Work to do: Copy every line from the records below that holds the word "การณ".

=== Data for this task ===

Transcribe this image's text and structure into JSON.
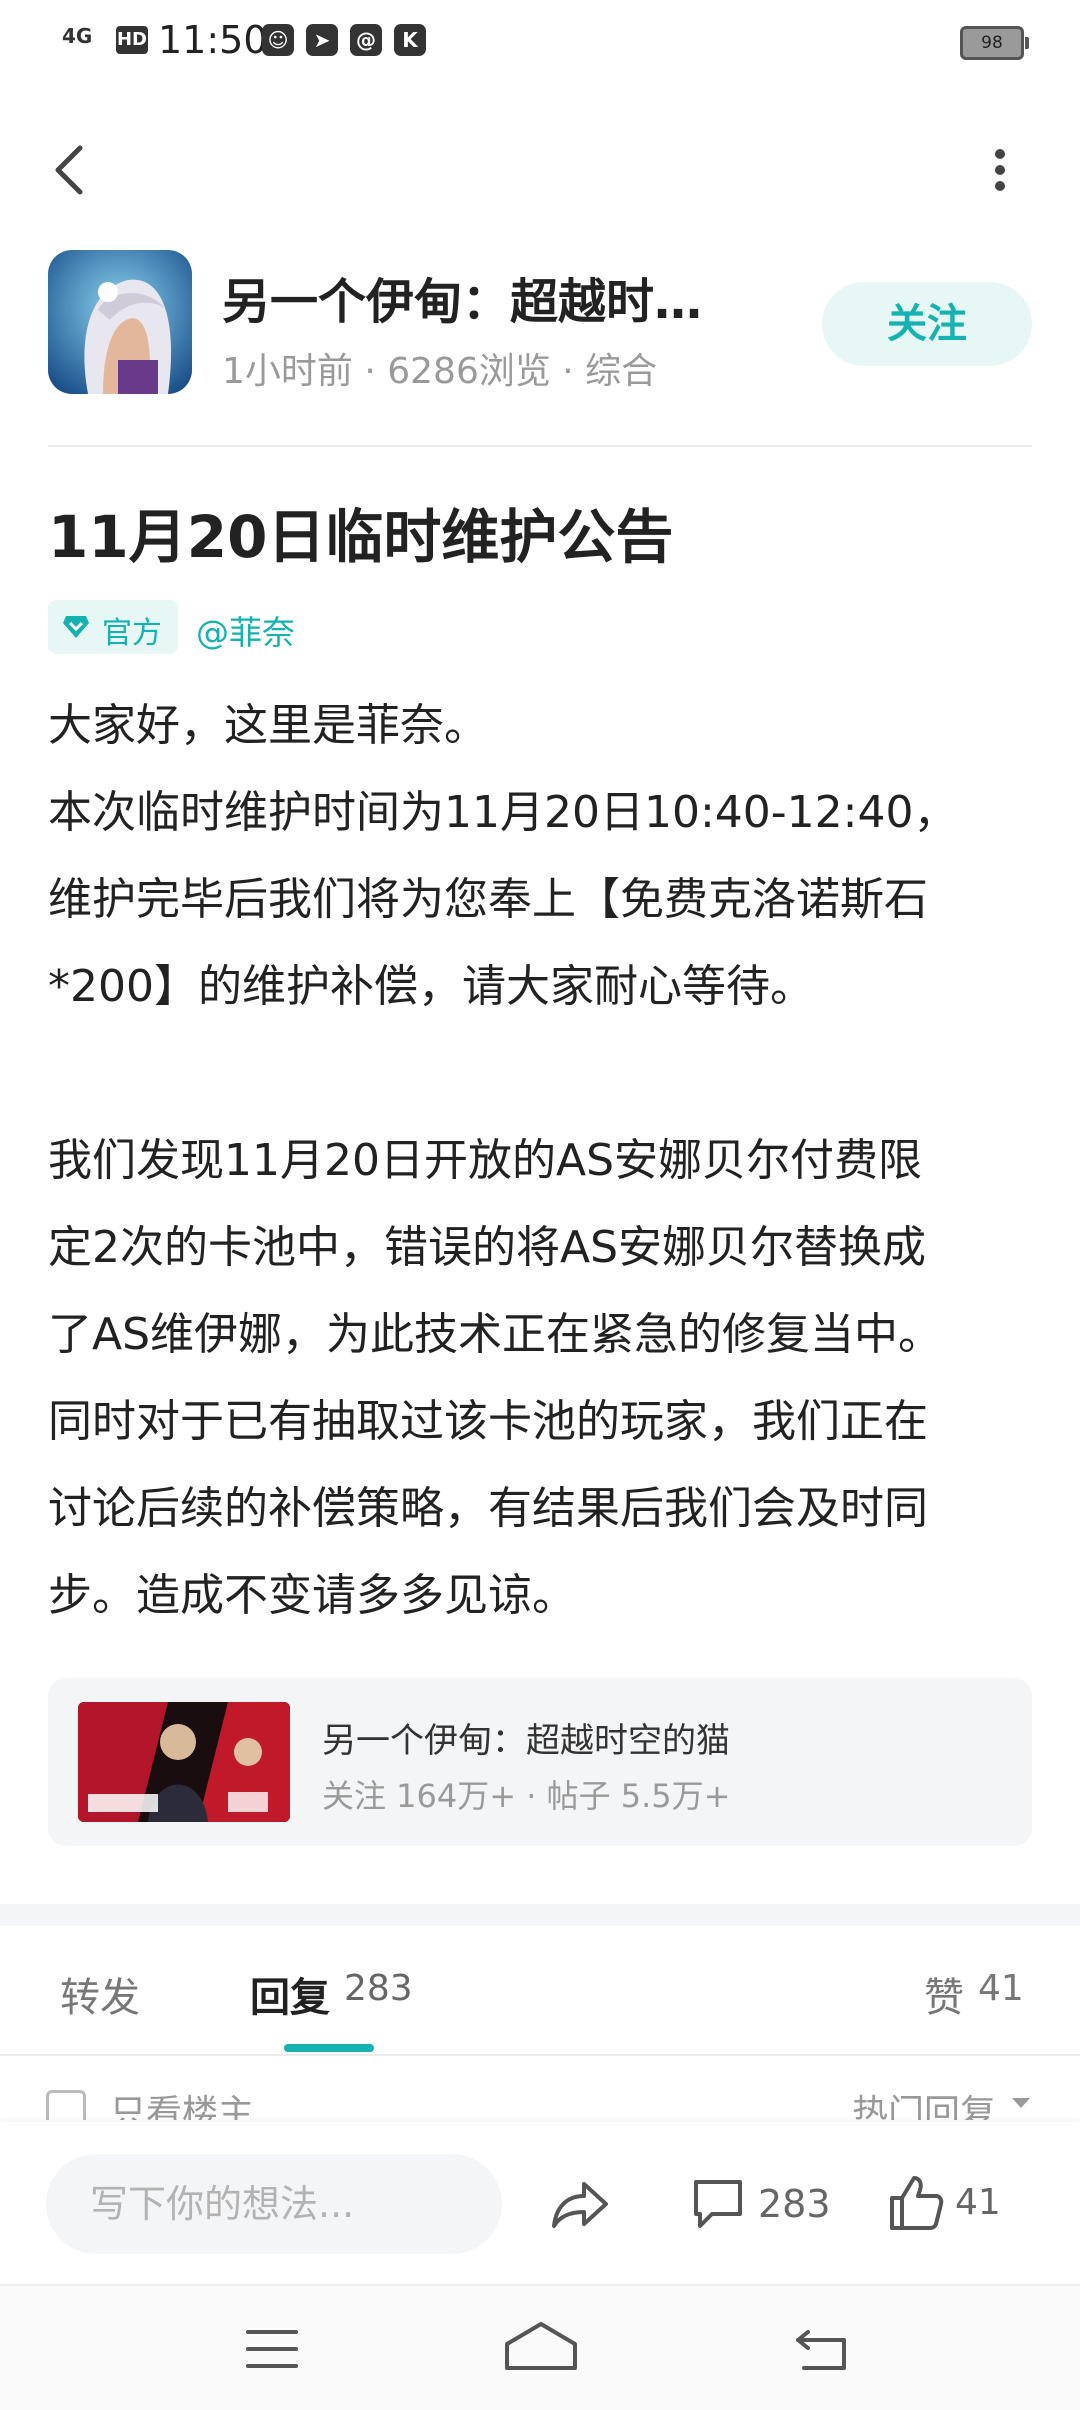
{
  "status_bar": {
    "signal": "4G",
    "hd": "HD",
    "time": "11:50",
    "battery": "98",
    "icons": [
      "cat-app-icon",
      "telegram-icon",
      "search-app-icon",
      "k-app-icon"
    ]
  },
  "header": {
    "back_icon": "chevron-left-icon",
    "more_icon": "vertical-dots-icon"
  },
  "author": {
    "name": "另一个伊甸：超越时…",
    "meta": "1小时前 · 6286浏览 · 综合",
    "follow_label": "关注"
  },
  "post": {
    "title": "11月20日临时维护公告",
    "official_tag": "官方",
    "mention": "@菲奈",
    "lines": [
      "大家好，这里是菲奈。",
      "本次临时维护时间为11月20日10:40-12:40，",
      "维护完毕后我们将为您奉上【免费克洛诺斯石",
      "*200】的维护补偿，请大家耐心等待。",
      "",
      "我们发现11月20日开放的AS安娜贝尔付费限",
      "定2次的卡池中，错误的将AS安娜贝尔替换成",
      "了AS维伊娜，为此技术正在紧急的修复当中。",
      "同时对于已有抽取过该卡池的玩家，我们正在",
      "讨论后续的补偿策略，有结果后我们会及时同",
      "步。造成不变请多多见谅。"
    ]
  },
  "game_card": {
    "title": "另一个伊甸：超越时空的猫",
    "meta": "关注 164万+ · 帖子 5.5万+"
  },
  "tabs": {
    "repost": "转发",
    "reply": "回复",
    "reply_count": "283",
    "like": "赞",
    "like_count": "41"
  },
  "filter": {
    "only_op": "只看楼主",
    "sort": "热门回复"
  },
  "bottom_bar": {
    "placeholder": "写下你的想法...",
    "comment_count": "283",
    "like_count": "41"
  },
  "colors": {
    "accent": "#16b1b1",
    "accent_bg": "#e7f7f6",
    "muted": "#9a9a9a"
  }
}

===
=== Data for this task ===

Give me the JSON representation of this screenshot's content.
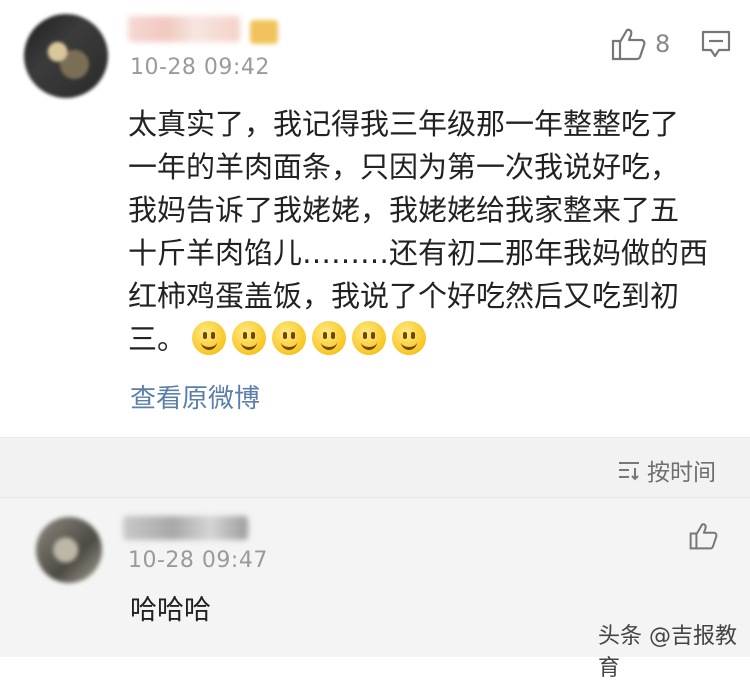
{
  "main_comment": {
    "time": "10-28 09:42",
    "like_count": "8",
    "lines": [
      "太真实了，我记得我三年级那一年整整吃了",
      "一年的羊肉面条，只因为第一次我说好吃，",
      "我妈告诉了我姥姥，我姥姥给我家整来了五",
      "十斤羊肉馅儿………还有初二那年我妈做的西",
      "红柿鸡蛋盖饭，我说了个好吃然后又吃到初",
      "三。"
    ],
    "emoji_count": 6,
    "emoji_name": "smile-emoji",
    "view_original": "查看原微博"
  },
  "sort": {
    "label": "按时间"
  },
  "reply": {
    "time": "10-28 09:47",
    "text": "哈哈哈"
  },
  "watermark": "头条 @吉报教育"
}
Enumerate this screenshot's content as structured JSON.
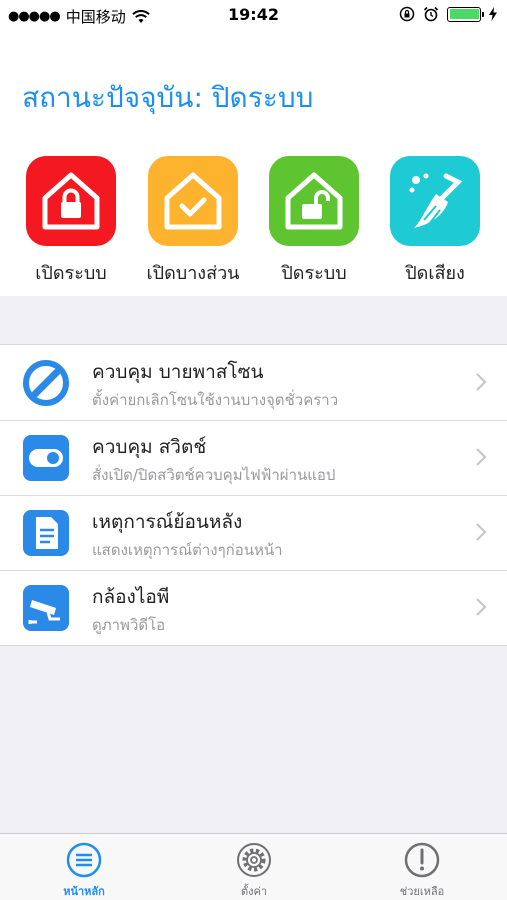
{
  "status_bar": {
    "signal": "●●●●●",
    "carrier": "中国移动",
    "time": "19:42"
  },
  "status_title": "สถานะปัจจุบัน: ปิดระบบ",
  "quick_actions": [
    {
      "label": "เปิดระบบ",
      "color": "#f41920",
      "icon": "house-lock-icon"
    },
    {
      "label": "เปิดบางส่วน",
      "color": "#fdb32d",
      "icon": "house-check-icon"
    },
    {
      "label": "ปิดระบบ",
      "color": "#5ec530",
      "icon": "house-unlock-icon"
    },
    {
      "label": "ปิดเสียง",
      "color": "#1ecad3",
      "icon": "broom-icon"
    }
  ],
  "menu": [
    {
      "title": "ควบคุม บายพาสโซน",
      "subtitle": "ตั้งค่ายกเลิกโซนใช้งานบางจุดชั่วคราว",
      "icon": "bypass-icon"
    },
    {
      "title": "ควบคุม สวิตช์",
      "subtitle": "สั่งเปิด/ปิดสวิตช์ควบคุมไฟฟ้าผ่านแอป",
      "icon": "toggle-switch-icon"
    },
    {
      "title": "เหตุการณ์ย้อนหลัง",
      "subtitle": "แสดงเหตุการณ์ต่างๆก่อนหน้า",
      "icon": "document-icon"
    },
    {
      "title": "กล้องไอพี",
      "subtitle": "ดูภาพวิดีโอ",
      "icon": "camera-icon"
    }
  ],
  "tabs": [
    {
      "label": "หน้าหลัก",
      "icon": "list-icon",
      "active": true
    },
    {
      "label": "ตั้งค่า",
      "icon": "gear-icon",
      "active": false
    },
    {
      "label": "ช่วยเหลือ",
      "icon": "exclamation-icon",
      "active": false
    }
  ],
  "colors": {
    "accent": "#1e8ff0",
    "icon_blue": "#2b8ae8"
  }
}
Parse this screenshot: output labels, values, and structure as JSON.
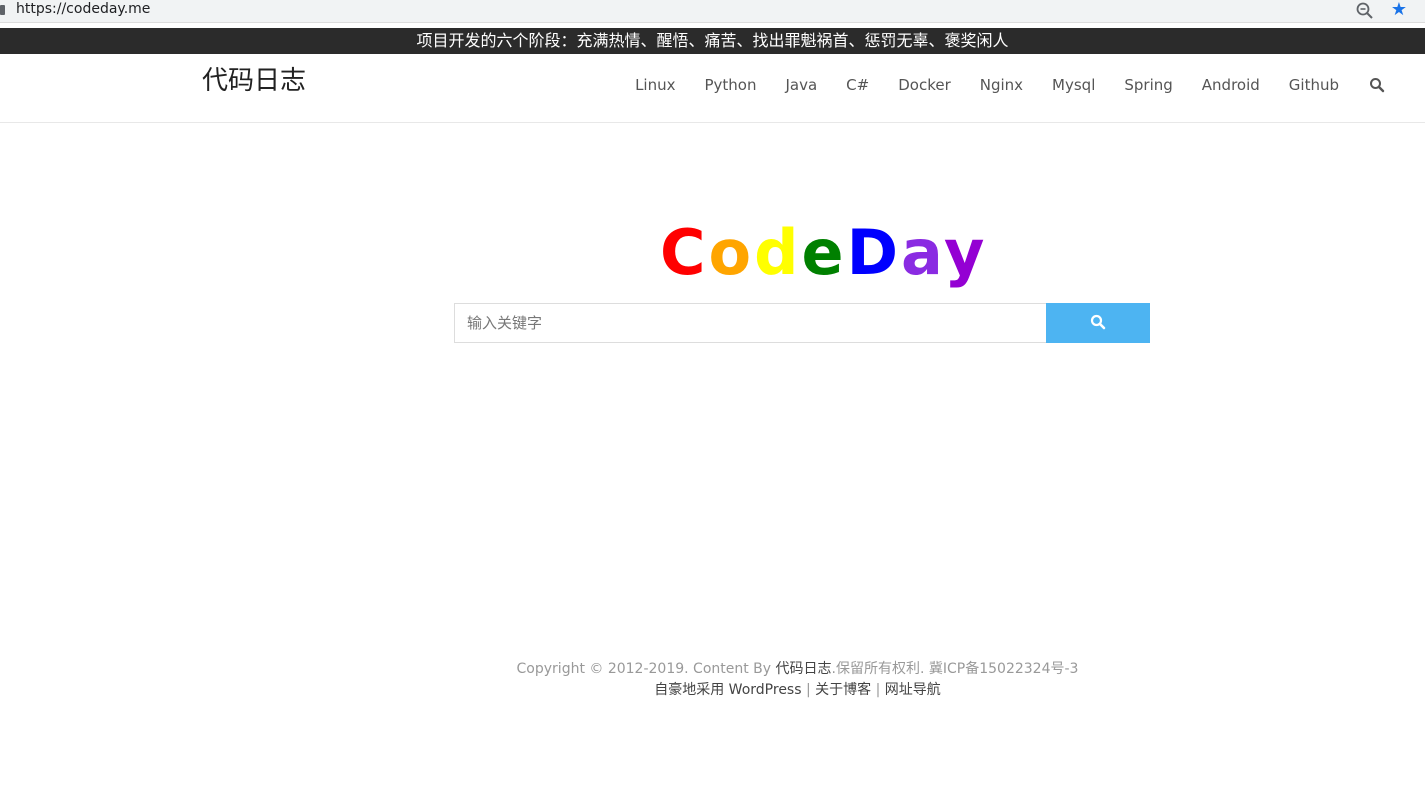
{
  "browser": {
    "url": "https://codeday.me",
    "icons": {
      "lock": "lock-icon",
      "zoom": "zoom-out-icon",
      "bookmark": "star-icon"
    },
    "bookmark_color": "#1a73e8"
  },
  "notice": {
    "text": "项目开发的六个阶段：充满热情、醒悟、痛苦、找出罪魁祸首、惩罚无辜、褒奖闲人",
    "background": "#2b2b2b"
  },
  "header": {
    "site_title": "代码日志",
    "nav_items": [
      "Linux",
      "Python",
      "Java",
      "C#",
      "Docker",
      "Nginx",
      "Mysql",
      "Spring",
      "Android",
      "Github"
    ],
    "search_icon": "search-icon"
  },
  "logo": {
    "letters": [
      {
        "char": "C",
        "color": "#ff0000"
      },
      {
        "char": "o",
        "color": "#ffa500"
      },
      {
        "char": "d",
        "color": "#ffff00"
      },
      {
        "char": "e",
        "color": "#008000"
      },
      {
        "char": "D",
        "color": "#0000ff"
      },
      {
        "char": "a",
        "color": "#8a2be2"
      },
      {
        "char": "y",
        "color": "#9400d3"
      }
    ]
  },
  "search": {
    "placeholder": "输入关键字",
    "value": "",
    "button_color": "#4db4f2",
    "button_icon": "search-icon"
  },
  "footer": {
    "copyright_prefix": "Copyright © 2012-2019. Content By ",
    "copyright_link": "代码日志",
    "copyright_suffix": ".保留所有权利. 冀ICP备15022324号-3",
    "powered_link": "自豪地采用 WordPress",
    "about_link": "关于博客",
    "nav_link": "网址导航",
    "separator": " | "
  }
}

===

Expected answer:
      "title": "เหตุการณ์ย้อนหลัง",
      "subtitle": "แสดงเหตุการณ์ต่างๆก่อนหน้า",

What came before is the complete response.